● Collection entries
● ● ● ●

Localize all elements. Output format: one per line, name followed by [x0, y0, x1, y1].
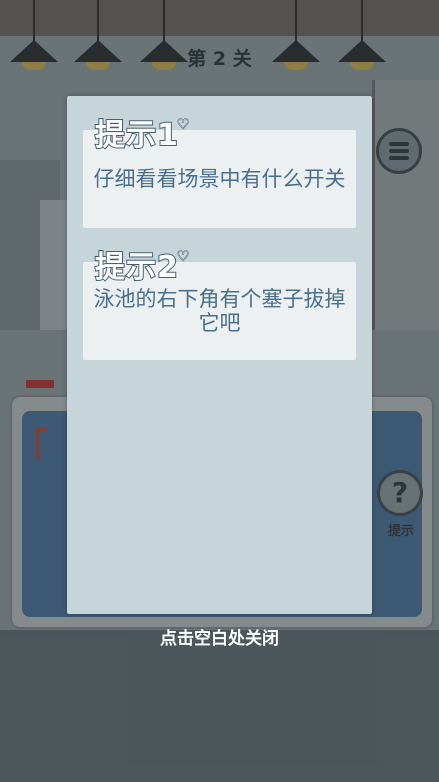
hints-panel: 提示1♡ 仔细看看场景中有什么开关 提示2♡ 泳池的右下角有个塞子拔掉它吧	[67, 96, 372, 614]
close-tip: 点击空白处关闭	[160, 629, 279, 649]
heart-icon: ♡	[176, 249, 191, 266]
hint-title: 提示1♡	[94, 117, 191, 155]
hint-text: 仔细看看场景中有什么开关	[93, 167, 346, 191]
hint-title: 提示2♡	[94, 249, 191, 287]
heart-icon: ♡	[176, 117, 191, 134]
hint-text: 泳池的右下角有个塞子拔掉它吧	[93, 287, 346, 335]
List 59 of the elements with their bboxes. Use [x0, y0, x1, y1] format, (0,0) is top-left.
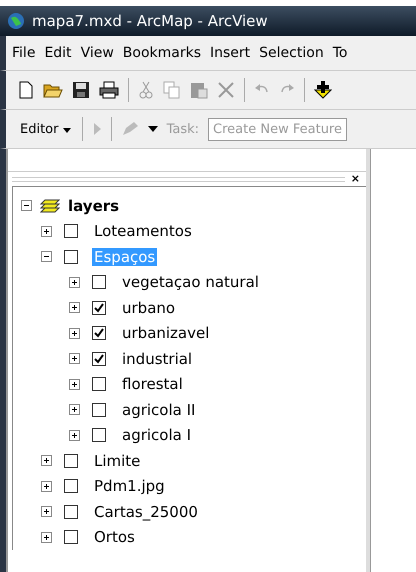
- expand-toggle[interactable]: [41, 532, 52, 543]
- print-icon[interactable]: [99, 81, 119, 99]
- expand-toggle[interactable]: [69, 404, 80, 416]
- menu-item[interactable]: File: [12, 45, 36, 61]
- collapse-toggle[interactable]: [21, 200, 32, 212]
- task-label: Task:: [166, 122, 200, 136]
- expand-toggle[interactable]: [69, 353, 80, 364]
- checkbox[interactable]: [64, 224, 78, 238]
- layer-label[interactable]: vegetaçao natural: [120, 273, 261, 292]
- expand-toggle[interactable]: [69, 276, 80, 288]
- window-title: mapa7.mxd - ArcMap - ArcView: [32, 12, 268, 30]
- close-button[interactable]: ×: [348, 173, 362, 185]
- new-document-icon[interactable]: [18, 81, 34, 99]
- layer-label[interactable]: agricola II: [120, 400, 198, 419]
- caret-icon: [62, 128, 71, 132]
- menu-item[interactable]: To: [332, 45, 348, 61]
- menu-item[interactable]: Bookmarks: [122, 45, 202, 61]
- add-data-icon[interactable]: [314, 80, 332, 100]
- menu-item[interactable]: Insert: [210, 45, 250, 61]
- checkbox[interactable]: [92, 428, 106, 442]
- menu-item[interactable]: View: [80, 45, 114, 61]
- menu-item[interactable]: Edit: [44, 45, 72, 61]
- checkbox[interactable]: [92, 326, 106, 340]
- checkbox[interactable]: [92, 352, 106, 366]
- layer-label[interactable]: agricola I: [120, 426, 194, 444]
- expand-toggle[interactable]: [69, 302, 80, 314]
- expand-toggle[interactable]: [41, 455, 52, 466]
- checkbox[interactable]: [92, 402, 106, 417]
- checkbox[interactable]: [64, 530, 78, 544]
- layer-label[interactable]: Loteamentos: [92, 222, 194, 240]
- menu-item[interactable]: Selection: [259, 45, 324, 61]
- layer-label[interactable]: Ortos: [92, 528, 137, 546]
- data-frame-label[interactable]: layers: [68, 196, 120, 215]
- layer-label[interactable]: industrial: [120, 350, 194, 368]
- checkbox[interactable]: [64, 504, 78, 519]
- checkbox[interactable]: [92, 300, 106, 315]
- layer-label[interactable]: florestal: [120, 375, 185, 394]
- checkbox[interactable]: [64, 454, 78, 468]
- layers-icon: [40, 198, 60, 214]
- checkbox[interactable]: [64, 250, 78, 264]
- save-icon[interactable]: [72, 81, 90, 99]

● ● ● ●

● SHORT TASK
Repeat the entries from the start through the line containing "List 59 of the", swapping "hint-text" for "hint-detail" and leaving everything else unchanged. Omit the pictures.

● RESULT OF THE TASK
Localize all elements. Output format: one per line, name followed by [x0, y0, x1, y1].
hints-panel: 提示1♡ 仔细看看场景中有什么开关 提示2♡ 泳池的右下角有个塞子拔掉它吧	[67, 96, 372, 614]
close-tip: 点击空白处关闭	[160, 629, 279, 649]
heart-icon: ♡	[176, 249, 191, 266]
hint-title: 提示1♡	[94, 117, 191, 155]
hint-detail: 仔细看看场景中有什么开关	[93, 167, 346, 191]
hint-title: 提示2♡	[94, 249, 191, 287]
heart-icon: ♡	[176, 117, 191, 134]
hint-detail: 泳池的右下角有个塞子拔掉它吧	[93, 287, 346, 335]
List 59 of the elements with their bboxes. Use [x0, y0, x1, y1] format, (0,0) is top-left.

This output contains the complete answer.